▶ TASK BRIEF:
Exclude the pictures, then copy all remaining records exactly.

▶ EXERCISE MATERIAL:
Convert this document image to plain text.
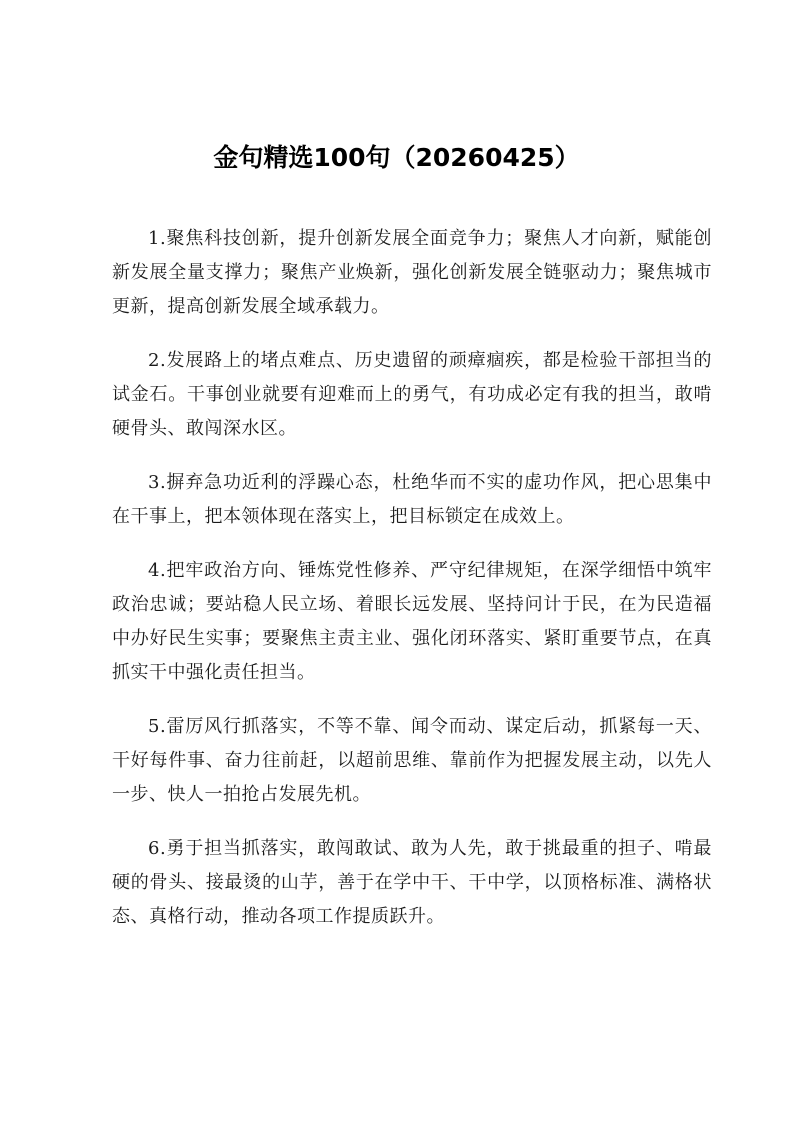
金句精选100句（20260425）

1.聚焦科技创新，提升创新发展全面竞争力；聚焦人才向新，赋能创新发展全量支撑力；聚焦产业焕新，强化创新发展全链驱动力；聚焦城市更新，提高创新发展全域承载力。

2.发展路上的堵点难点、历史遗留的顽瘴痼疾，都是检验干部担当的试金石。干事创业就要有迎难而上的勇气，有功成必定有我的担当，敢啃硬骨头、敢闯深水区。

3.摒弃急功近利的浮躁心态，杜绝华而不实的虚功作风，把心思集中在干事上，把本领体现在落实上，把目标锁定在成效上。

4.把牢政治方向、锤炼党性修养、严守纪律规矩，在深学细悟中筑牢政治忠诚；要站稳人民立场、着眼长远发展、坚持问计于民，在为民造福中办好民生实事；要聚焦主责主业、强化闭环落实、紧盯重要节点，在真抓实干中强化责任担当。

5.雷厉风行抓落实，不等不靠、闻令而动、谋定后动，抓紧每一天、干好每件事、奋力往前赶，以超前思维、靠前作为把握发展主动，以先人一步、快人一拍抢占发展先机。

6.勇于担当抓落实，敢闯敢试、敢为人先，敢于挑最重的担子、啃最硬的骨头、接最烫的山芋，善于在学中干、干中学，以顶格标准、满格状态、真格行动，推动各项工作提质跃升。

▶ SOLUTION FOR THIS TASK:
Convert this document image to plain text.
金句精选100句（20260425）

1.聚焦科技创新，提升创新发展全面竞争力；聚焦人才向新，赋能创新发展全量支撑力；聚焦产业焕新，强化创新发展全链驱动力；聚焦城市更新，提高创新发展全域承载力。

2.发展路上的堵点难点、历史遗留的顽瘴痼疾，都是检验干部担当的试金石。干事创业就要有迎难而上的勇气，有功成必定有我的担当，敢啃硬骨头、敢闯深水区。

3.摒弃急功近利的浮躁心态，杜绝华而不实的虚功作风，把心思集中在干事上，把本领体现在落实上，把目标锁定在成效上。

4.把牢政治方向、锤炼党性修养、严守纪律规矩，在深学细悟中筑牢政治忠诚；要站稳人民立场、着眼长远发展、坚持问计于民，在为民造福中办好民生实事；要聚焦主责主业、强化闭环落实、紧盯重要节点，在真抓实干中强化责任担当。

5.雷厉风行抓落实，不等不靠、闻令而动、谋定后动，抓紧每一天、干好每件事、奋力往前赶，以超前思维、靠前作为把握发展主动，以先人一步、快人一拍抢占发展先机。

6.勇于担当抓落实，敢闯敢试、敢为人先，敢于挑最重的担子、啃最硬的骨头、接最烫的山芋，善于在学中干、干中学，以顶格标准、满格状态、真格行动，推动各项工作提质跃升。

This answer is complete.